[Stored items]
* start *

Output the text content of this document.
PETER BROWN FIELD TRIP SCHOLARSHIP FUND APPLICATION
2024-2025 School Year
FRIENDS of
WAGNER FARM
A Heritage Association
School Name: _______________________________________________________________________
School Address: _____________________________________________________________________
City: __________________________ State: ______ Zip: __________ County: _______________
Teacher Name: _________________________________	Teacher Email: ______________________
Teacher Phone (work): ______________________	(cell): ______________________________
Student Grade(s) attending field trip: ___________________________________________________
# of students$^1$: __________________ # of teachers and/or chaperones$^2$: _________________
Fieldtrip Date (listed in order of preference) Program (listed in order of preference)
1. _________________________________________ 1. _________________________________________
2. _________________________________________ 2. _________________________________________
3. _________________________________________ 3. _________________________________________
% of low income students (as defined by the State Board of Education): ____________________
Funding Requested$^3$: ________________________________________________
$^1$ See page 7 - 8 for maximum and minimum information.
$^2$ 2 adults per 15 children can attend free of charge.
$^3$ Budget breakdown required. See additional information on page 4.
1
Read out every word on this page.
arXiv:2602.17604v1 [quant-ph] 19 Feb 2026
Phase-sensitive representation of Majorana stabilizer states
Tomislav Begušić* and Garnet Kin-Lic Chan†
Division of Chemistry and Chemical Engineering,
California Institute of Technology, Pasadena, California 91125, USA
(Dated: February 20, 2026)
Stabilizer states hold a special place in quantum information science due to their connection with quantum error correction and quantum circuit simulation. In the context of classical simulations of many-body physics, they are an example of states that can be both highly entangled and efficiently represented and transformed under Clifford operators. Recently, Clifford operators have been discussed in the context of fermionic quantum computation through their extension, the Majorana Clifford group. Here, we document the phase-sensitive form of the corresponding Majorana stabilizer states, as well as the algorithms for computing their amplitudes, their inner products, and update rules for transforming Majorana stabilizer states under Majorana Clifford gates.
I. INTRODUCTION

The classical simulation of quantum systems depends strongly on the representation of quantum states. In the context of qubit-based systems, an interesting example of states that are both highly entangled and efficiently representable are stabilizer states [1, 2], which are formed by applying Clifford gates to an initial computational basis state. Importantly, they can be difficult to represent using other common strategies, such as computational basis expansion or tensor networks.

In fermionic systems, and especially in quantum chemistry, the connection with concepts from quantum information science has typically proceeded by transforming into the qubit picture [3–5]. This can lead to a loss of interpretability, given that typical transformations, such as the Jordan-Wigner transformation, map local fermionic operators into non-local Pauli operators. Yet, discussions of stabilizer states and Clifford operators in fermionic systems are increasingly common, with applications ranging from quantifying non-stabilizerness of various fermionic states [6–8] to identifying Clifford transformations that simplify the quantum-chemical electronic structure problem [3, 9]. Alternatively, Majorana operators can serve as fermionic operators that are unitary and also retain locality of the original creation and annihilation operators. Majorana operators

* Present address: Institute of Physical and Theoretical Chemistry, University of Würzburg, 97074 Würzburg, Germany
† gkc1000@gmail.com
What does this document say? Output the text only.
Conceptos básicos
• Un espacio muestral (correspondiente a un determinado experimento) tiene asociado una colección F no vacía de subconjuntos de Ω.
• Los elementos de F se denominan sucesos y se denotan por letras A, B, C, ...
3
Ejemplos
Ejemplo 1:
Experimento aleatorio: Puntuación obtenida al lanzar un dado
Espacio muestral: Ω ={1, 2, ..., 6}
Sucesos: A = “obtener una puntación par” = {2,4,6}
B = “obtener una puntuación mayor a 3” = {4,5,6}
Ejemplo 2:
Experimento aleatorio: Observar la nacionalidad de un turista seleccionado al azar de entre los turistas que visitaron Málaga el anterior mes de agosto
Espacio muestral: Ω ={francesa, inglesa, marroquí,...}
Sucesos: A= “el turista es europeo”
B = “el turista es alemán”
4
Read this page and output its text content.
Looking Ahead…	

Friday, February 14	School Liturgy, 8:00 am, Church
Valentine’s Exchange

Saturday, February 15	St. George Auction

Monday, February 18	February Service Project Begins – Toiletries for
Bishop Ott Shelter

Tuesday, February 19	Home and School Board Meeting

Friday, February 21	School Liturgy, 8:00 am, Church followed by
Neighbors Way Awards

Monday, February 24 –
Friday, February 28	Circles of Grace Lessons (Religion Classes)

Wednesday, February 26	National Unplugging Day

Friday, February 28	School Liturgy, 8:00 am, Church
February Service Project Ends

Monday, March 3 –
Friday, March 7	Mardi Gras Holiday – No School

* end *

* _EXERCISE DETAILS_
Retype the entries exactly, including every line.

* _SOLUTION_
Output the text content of this document.
PETER BROWN FIELD TRIP SCHOLARSHIP FUND APPLICATION
2024-2025 School Year
FRIENDS of
WAGNER FARM
A Heritage Association
School Name: _______________________________________________________________________
School Address: _____________________________________________________________________
City: __________________________ State: ______ Zip: __________ County: _______________
Teacher Name: _________________________________	Teacher Email: ______________________
Teacher Phone (work): ______________________	(cell): ______________________________
Student Grade(s) attending field trip: ___________________________________________________
# of students$^1$: __________________ # of teachers and/or chaperones$^2$: _________________
Fieldtrip Date (listed in order of preference) Program (listed in order of preference)
1. _________________________________________ 1. _________________________________________
2. _________________________________________ 2. _________________________________________
3. _________________________________________ 3. _________________________________________
% of low income students (as defined by the State Board of Education): ____________________
Funding Requested$^3$: ________________________________________________
$^1$ See page 7 - 8 for maximum and minimum information.
$^2$ 2 adults per 15 children can attend free of charge.
$^3$ Budget breakdown required. See additional information on page 4.
1
Read out every word on this page.
arXiv:2602.17604v1 [quant-ph] 19 Feb 2026
Phase-sensitive representation of Majorana stabilizer states
Tomislav Begušić* and Garnet Kin-Lic Chan†
Division of Chemistry and Chemical Engineering,
California Institute of Technology, Pasadena, California 91125, USA
(Dated: February 20, 2026)
Stabilizer states hold a special place in quantum information science due to their connection with quantum error correction and quantum circuit simulation. In the context of classical simulations of many-body physics, they are an example of states that can be both highly entangled and efficiently represented and transformed under Clifford operators. Recently, Clifford operators have been discussed in the context of fermionic quantum computation through their extension, the Majorana Clifford group. Here, we document the phase-sensitive form of the corresponding Majorana stabilizer states, as well as the algorithms for computing their amplitudes, their inner products, and update rules for transforming Majorana stabilizer states under Majorana Clifford gates.
I. INTRODUCTION

The classical simulation of quantum systems depends strongly on the representation of quantum states. In the context of qubit-based systems, an interesting example of states that are both highly entangled and efficiently representable are stabilizer states [1, 2], which are formed by applying Clifford gates to an initial computational basis state. Importantly, they can be difficult to represent using other common strategies, such as computational basis expansion or tensor networks.

In fermionic systems, and especially in quantum chemistry, the connection with concepts from quantum information science has typically proceeded by transforming into the qubit picture [3–5]. This can lead to a loss of interpretability, given that typical transformations, such as the Jordan-Wigner transformation, map local fermionic operators into non-local Pauli operators. Yet, discussions of stabilizer states and Clifford operators in fermionic systems are increasingly common, with applications ranging from quantifying non-stabilizerness of various fermionic states [6–8] to identifying Clifford transformations that simplify the quantum-chemical electronic structure problem [3, 9]. Alternatively, Majorana operators can serve as fermionic operators that are unitary and also retain locality of the original creation and annihilation operators. Majorana operators

* Present address: Institute of Physical and Theoretical Chemistry, University of Würzburg, 97074 Würzburg, Germany
† gkc1000@gmail.com
What does this document say? Output the text only.
Conceptos básicos
• Un espacio muestral (correspondiente a un determinado experimento) tiene asociado una colección F no vacía de subconjuntos de Ω.
• Los elementos de F se denominan sucesos y se denotan por letras A, B, C, ...
3
Ejemplos
Ejemplo 1:
Experimento aleatorio: Puntuación obtenida al lanzar un dado
Espacio muestral: Ω ={1, 2, ..., 6}
Sucesos: A = “obtener una puntación par” = {2,4,6}
B = “obtener una puntuación mayor a 3” = {4,5,6}
Ejemplo 2:
Experimento aleatorio: Observar la nacionalidad de un turista seleccionado al azar de entre los turistas que visitaron Málaga el anterior mes de agosto
Espacio muestral: Ω ={francesa, inglesa, marroquí,...}
Sucesos: A= “el turista es europeo”
B = “el turista es alemán”
4
Read this page and output its text content.
Looking Ahead…	

Friday, February 14	School Liturgy, 8:00 am, Church
Valentine’s Exchange

Saturday, February 15	St. George Auction

Monday, February 18	February Service Project Begins – Toiletries for
Bishop Ott Shelter

Tuesday, February 19	Home and School Board Meeting

Friday, February 21	School Liturgy, 8:00 am, Church followed by
Neighbors Way Awards

Monday, February 24 –
Friday, February 28	Circles of Grace Lessons (Religion Classes)

Wednesday, February 26	National Unplugging Day

Friday, February 28	School Liturgy, 8:00 am, Church
February Service Project Ends

Monday, March 3 –
Friday, March 7	Mardi Gras Holiday – No School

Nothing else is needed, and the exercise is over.